_WORK TO COMPLETE_
Copy each line exactly.
--- start of DATA TO USE ---
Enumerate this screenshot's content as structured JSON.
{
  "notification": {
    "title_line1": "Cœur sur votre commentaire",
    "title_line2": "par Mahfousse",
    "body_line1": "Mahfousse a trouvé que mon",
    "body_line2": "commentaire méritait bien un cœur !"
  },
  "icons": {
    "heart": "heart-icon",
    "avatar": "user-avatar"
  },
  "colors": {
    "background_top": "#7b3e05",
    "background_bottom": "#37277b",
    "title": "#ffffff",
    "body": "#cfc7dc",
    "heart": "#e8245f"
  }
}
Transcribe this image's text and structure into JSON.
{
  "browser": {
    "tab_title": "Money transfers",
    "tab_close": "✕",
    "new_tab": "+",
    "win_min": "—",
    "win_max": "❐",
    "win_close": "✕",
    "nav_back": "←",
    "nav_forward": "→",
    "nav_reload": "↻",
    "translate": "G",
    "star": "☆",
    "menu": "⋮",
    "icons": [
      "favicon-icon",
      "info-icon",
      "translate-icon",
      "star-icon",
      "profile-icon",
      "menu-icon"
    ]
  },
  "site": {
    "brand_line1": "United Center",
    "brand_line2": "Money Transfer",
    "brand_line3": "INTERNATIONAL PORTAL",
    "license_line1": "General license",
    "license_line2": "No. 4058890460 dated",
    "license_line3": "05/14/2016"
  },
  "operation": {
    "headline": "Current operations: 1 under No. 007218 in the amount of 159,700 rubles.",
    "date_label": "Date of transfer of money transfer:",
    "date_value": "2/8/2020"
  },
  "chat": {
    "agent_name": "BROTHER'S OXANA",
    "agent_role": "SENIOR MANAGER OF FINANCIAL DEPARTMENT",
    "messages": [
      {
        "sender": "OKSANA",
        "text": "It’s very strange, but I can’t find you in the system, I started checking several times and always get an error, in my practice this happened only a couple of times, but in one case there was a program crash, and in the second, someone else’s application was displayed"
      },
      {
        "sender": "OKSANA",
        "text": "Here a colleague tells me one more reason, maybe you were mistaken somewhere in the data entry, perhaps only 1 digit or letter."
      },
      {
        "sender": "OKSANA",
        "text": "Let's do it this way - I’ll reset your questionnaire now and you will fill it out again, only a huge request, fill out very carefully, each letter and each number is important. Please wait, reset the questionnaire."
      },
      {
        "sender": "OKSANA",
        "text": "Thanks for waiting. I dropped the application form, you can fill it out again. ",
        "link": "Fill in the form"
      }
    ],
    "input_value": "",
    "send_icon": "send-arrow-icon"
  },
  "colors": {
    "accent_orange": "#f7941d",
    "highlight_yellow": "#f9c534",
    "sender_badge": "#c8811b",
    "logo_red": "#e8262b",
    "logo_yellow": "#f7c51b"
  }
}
--- end of DATA TO USE ---
_THE RESULT_
Enumerate this screenshot's content as structured JSON.
{
  "notification": {
    "title_line1": "Cœur sur votre commentaire",
    "title_line2": "par Mahfousse",
    "body_line1": "Mahfousse a trouvé que mon",
    "body_line2": "commentaire méritait bien un cœur !"
  },
  "icons": {
    "heart": "heart-icon",
    "avatar": "user-avatar"
  },
  "colors": {
    "background_top": "#7b3e05",
    "background_bottom": "#37277b",
    "title": "#ffffff",
    "body": "#cfc7dc",
    "heart": "#e8245f"
  }
}
Transcribe this image's text and structure into JSON.
{
  "browser": {
    "tab_title": "Money transfers",
    "tab_close": "✕",
    "new_tab": "+",
    "win_min": "—",
    "win_max": "❐",
    "win_close": "✕",
    "nav_back": "←",
    "nav_forward": "→",
    "nav_reload": "↻",
    "translate": "G",
    "star": "☆",
    "menu": "⋮",
    "icons": [
      "favicon-icon",
      "info-icon",
      "translate-icon",
      "star-icon",
      "profile-icon",
      "menu-icon"
    ]
  },
  "site": {
    "brand_line1": "United Center",
    "brand_line2": "Money Transfer",
    "brand_line3": "INTERNATIONAL PORTAL",
    "license_line1": "General license",
    "license_line2": "No. 4058890460 dated",
    "license_line3": "05/14/2016"
  },
  "operation": {
    "headline": "Current operations: 1 under No. 007218 in the amount of 159,700 rubles.",
    "date_label": "Date of transfer of money transfer:",
    "date_value": "2/8/2020"
  },
  "chat": {
    "agent_name": "BROTHER'S OXANA",
    "agent_role": "SENIOR MANAGER OF FINANCIAL DEPARTMENT",
    "messages": [
      {
        "sender": "OKSANA",
        "text": "It’s very strange, but I can’t find you in the system, I started checking several times and always get an error, in my practice this happened only a couple of times, but in one case there was a program crash, and in the second, someone else’s application was displayed"
      },
      {
        "sender": "OKSANA",
        "text": "Here a colleague tells me one more reason, maybe you were mistaken somewhere in the data entry, perhaps only 1 digit or letter."
      },
      {
        "sender": "OKSANA",
        "text": "Let's do it this way - I’ll reset your questionnaire now and you will fill it out again, only a huge request, fill out very carefully, each letter and each number is important. Please wait, reset the questionnaire."
      },
      {
        "sender": "OKSANA",
        "text": "Thanks for waiting. I dropped the application form, you can fill it out again. ",
        "link": "Fill in the form"
      }
    ],
    "input_value": "",
    "send_icon": "send-arrow-icon"
  },
  "colors": {
    "accent_orange": "#f7941d",
    "highlight_yellow": "#f9c534",
    "sender_badge": "#c8811b",
    "logo_red": "#e8262b",
    "logo_yellow": "#f7c51b"
  }
}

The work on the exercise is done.